**What needs to be done**
Find the lines holding the word "entre" and collect them.

**Extracted information**
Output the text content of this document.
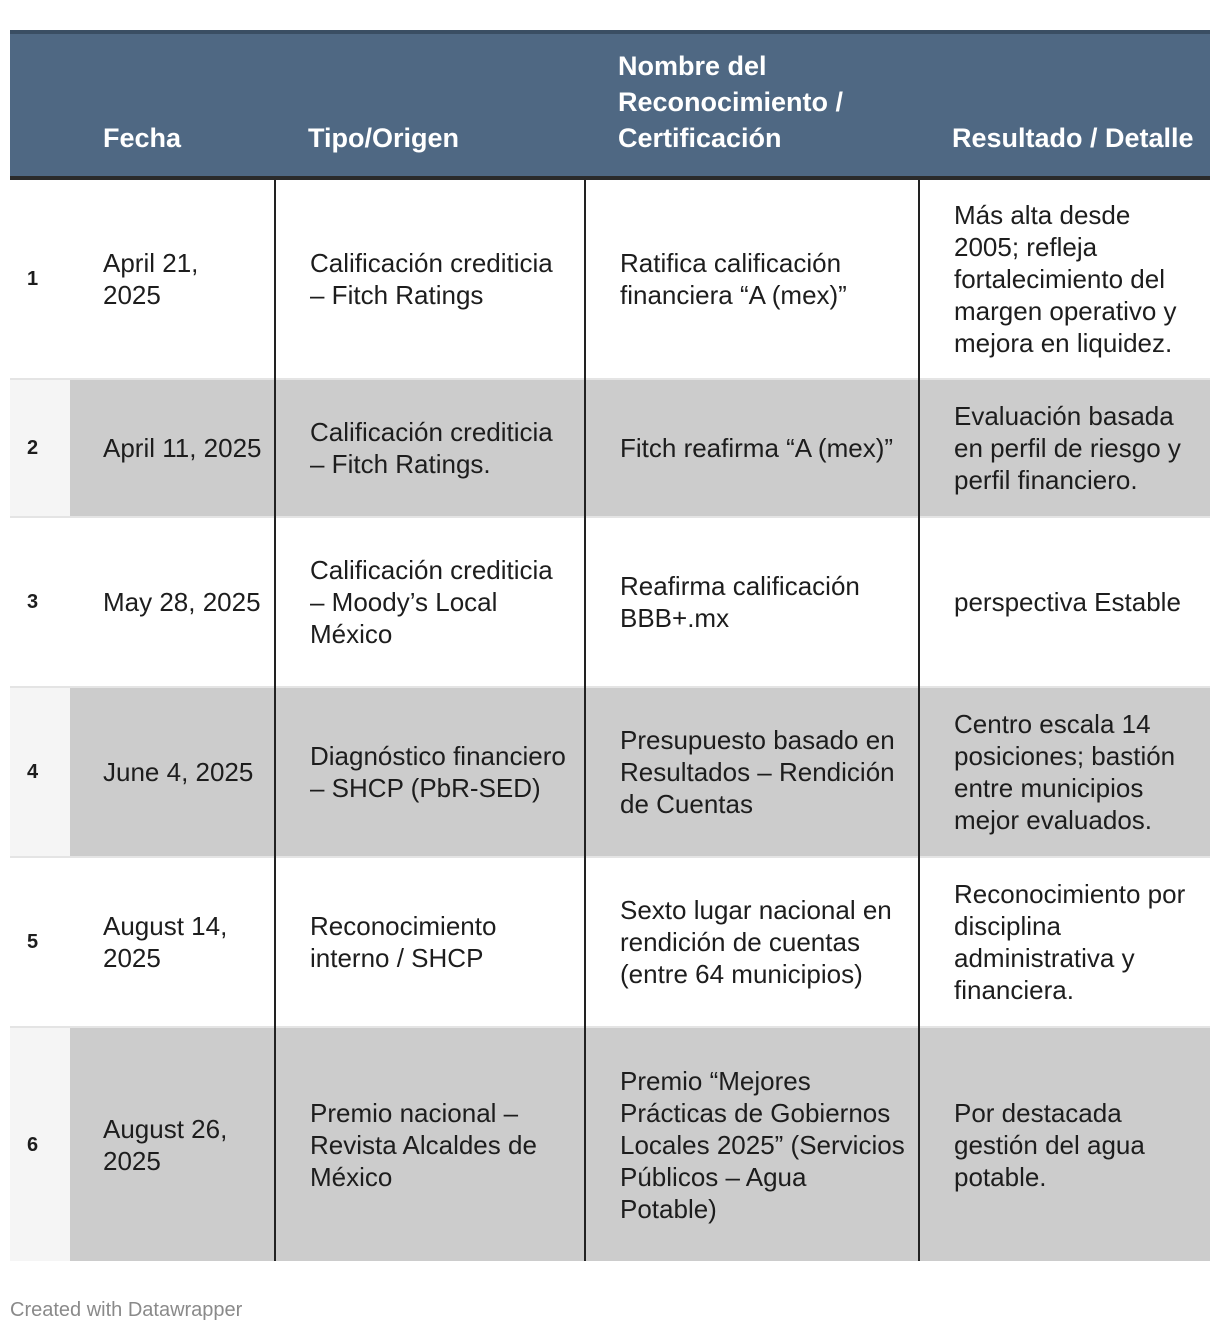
	Fecha	Tipo/Origen	Nombre del Reconocimiento / Certificación	Resultado / Detalle
1	April 21, 2025	Calificación crediticia – Fitch Ratings	Ratifica calificación financiera “A (mex)”	Más alta desde 2005; refleja fortalecimiento del margen operativo y mejora en liquidez.
2	April 11, 2025	Calificación crediticia – Fitch Ratings.	Fitch reafirma “A (mex)”	Evaluación basada en perfil de riesgo y perfil financiero.
3	May 28, 2025	Calificación crediticia – Moody’s Local México	Reafirma calificación BBB+.mx	perspectiva Estable
4	June 4, 2025	Diagnóstico financiero – SHCP (PbR-SED)	Presupuesto basado en Resultados – Rendición de Cuentas	Centro escala 14 posiciones; bastión entre municipios mejor evaluados.
5	August 14, 2025	Reconocimiento interno / SHCP	Sexto lugar nacional en rendición de cuentas (entre 64 municipios)	Reconocimiento por disciplina administrativa y financiera.
6	August 26, 2025	Premio nacional – Revista Alcaldes de México	Premio “Mejores Prácticas de Gobiernos Locales 2025” (Servicios Públicos – Agua Potable)	Por destacada gestión del agua potable.
Created with Datawrapper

**Right answer**
4	June 4, 2025	Diagnóstico financiero – SHCP (PbR-SED)	Presupuesto basado en Resultados – Rendición de Cuentas	Centro escala 14 posiciones; bastión entre municipios mejor evaluados.
5	August 14, 2025	Reconocimiento interno / SHCP	Sexto lugar nacional en rendición de cuentas (entre 64 municipios)	Reconocimiento por disciplina administrativa y financiera.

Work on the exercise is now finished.